• Records contained in a dataset:

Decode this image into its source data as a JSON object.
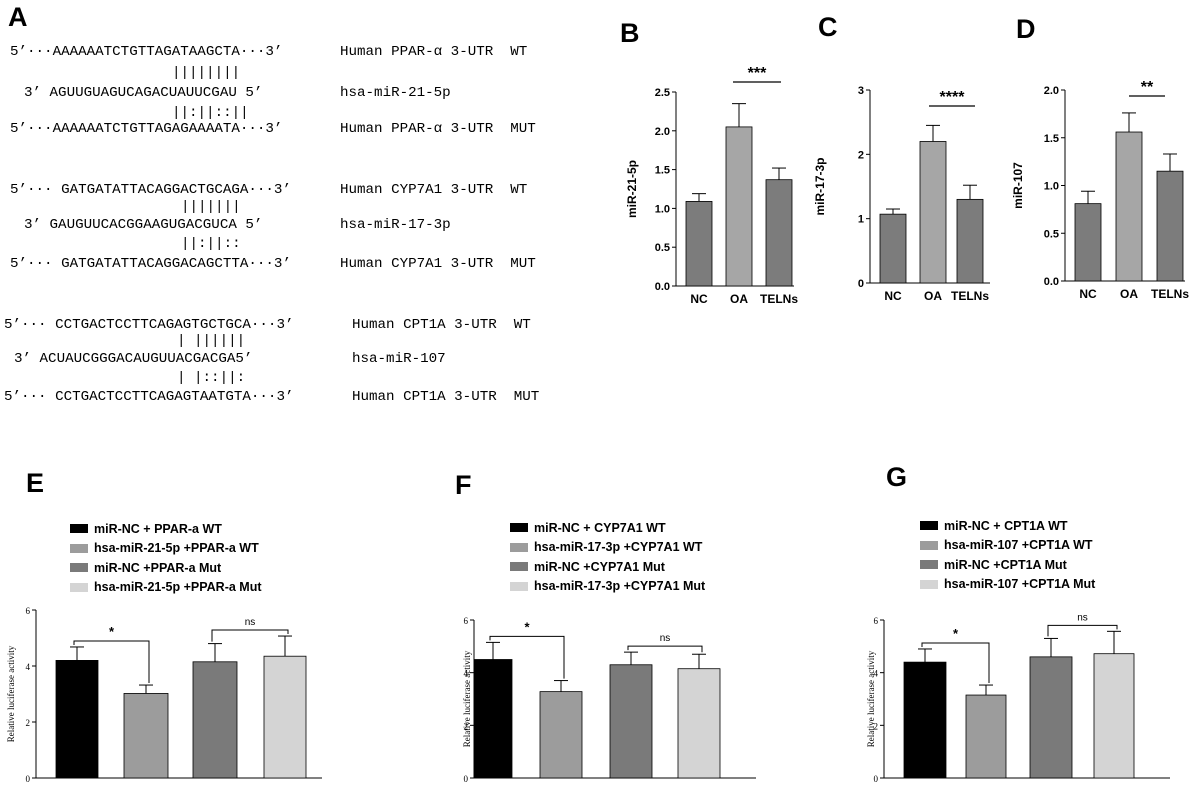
{
  "panels": {
    "A": "A",
    "B": "B",
    "C": "C",
    "D": "D",
    "E": "E",
    "F": "F",
    "G": "G"
  },
  "alignments": [
    {
      "wt_seq": "5’···AAAAAATCTGTTAGATAAGCTA···3’",
      "wt_label": "Human PPAR-α 3-UTR  WT",
      "pair1": "||||||||",
      "mirna_seq": "3’ AGUUGUAGUCAGACUAUUCGAU 5’",
      "mirna_label": "hsa-miR-21-5p",
      "pair2": "||:||::||",
      "mut_seq": "5’···AAAAAATCTGTTAGAGAAAATA···3’",
      "mut_label": "Human PPAR-α 3-UTR  MUT"
    },
    {
      "wt_seq": "5’··· GATGATATTACAGGACTGCAGA···3’",
      "wt_label": "Human CYP7A1 3-UTR  WT",
      "pair1": "|||||||",
      "mirna_seq": "3’ GAUGUUCACGGAAGUGACGUCA 5’",
      "mirna_label": "hsa-miR-17-3p",
      "pair2": "||:||::",
      "mut_seq": "5’··· GATGATATTACAGGACAGCTTA···3’",
      "mut_label": "Human CYP7A1 3-UTR  MUT"
    },
    {
      "wt_seq": "5’··· CCTGACTCCTTCAGAGTGCTGCA···3’",
      "wt_label": "Human CPT1A 3-UTR  WT",
      "pair1": "| ||||||",
      "mirna_seq": "3’ ACUAUCGGGACAUGUUACGACGA5’",
      "mirna_label": "hsa-miR-107",
      "pair2": "| |::||:",
      "mut_seq": "5’··· CCTGACTCCTTCAGAGTAATGTA···3’",
      "mut_label": "Human CPT1A 3-UTR  MUT"
    }
  ],
  "colors": {
    "nc": "#7c7c7c",
    "oa": "#a6a6a6",
    "teln": "#7c7c7c",
    "black": "#000000",
    "dark_gray": "#7a7a7a",
    "mid_gray": "#9c9c9c",
    "light_gray": "#d4d4d4"
  },
  "chart_data": [
    {
      "panel": "B",
      "type": "bar",
      "categories": [
        "NC",
        "OA",
        "TELNs"
      ],
      "values": [
        1.09,
        2.05,
        1.37
      ],
      "errors": [
        0.1,
        0.3,
        0.15
      ],
      "ylabel": "miR-21-5p",
      "ylim": [
        0,
        2.5
      ],
      "yticks": [
        "0.0",
        "0.5",
        "1.0",
        "1.5",
        "2.0",
        "2.5"
      ],
      "comparison": {
        "from": 1,
        "to": 2,
        "label": "***"
      }
    },
    {
      "panel": "C",
      "type": "bar",
      "categories": [
        "NC",
        "OA",
        "TELNs"
      ],
      "values": [
        1.07,
        2.2,
        1.3
      ],
      "errors": [
        0.08,
        0.25,
        0.22
      ],
      "ylabel": "miR-17-3p",
      "ylim": [
        0,
        3
      ],
      "yticks": [
        "0",
        "1",
        "2",
        "3"
      ],
      "comparison": {
        "from": 1,
        "to": 2,
        "label": "****"
      }
    },
    {
      "panel": "D",
      "type": "bar",
      "categories": [
        "NC",
        "OA",
        "TELNs"
      ],
      "values": [
        0.81,
        1.56,
        1.15
      ],
      "errors": [
        0.13,
        0.2,
        0.18
      ],
      "ylabel": "miR-107",
      "ylim": [
        0,
        2.0
      ],
      "yticks": [
        "0.0",
        "0.5",
        "1.0",
        "1.5",
        "2.0"
      ],
      "comparison": {
        "from": 1,
        "to": 2,
        "label": "**"
      }
    },
    {
      "panel": "E",
      "type": "bar",
      "series_names": [
        "miR-NC + PPAR-a WT",
        "hsa-miR-21-5p +PPAR-a WT",
        "miR-NC +PPAR-a Mut",
        "hsa-miR-21-5p +PPAR-a Mut"
      ],
      "values": [
        4.2,
        3.02,
        4.15,
        4.35
      ],
      "errors": [
        0.48,
        0.3,
        0.65,
        0.72
      ],
      "ylabel": "Relative luciferase activity",
      "ylim": [
        0,
        6
      ],
      "yticks": [
        "0",
        "2",
        "4",
        "6"
      ],
      "comparisons": [
        {
          "from": 0,
          "to": 1,
          "label": "*"
        },
        {
          "from": 2,
          "to": 3,
          "label": "ns"
        }
      ]
    },
    {
      "panel": "F",
      "type": "bar",
      "series_names": [
        "miR-NC + CYP7A1 WT",
        "hsa-miR-17-3p +CYP7A1 WT",
        "miR-NC +CYP7A1 Mut",
        "hsa-miR-17-3p +CYP7A1 Mut"
      ],
      "values": [
        4.5,
        3.28,
        4.3,
        4.15
      ],
      "errors": [
        0.65,
        0.42,
        0.48,
        0.55
      ],
      "ylabel": "Relative luciferase activity",
      "ylim": [
        0,
        6
      ],
      "yticks": [
        "0",
        "2",
        "4",
        "6"
      ],
      "comparisons": [
        {
          "from": 0,
          "to": 1,
          "label": "*"
        },
        {
          "from": 2,
          "to": 3,
          "label": "ns"
        }
      ]
    },
    {
      "panel": "G",
      "type": "bar",
      "series_names": [
        "miR-NC + CPT1A WT",
        "hsa-miR-107 +CPT1A WT",
        "miR-NC +CPT1A Mut",
        "hsa-miR-107 +CPT1A Mut"
      ],
      "values": [
        4.4,
        3.15,
        4.6,
        4.72
      ],
      "errors": [
        0.5,
        0.38,
        0.7,
        0.85
      ],
      "ylabel": "Relative luciferase activity",
      "ylim": [
        0,
        6
      ],
      "yticks": [
        "0",
        "2",
        "4",
        "6"
      ],
      "comparisons": [
        {
          "from": 0,
          "to": 1,
          "label": "*"
        },
        {
          "from": 2,
          "to": 3,
          "label": "ns"
        }
      ]
    }
  ]
}
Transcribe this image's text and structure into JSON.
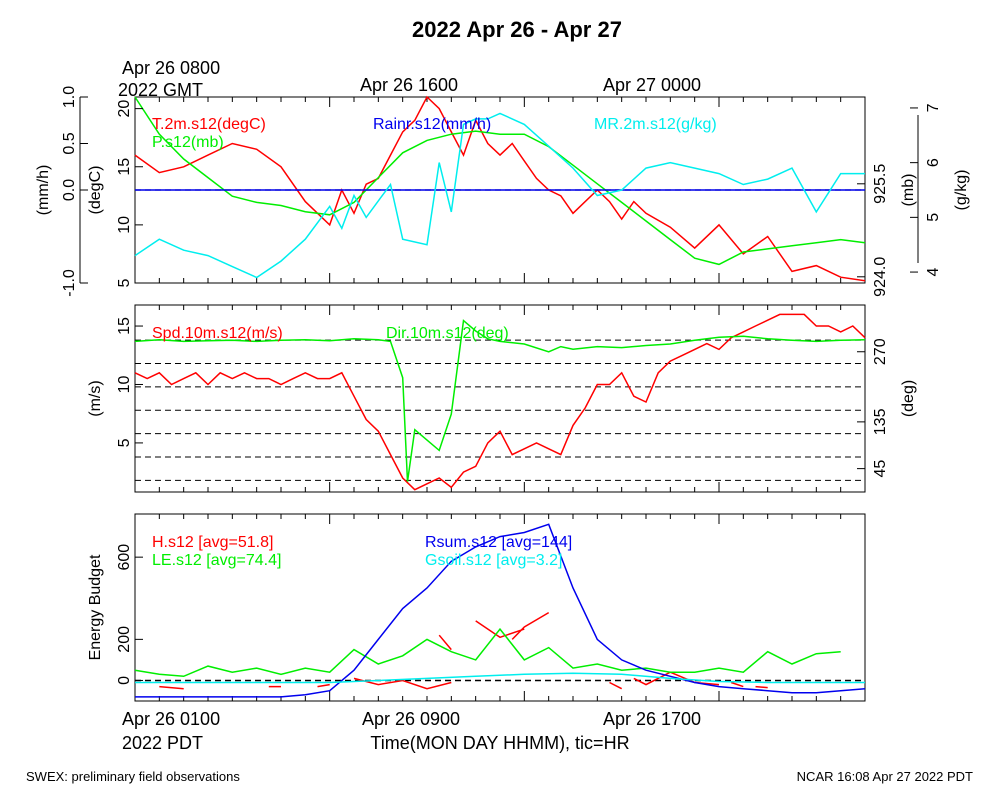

• What is required:
Find all lines holding the string "into" and copy them.

• Task response:
Decode this image into its source data as a JSON object.
Transcribe this image's text and structure into JSON.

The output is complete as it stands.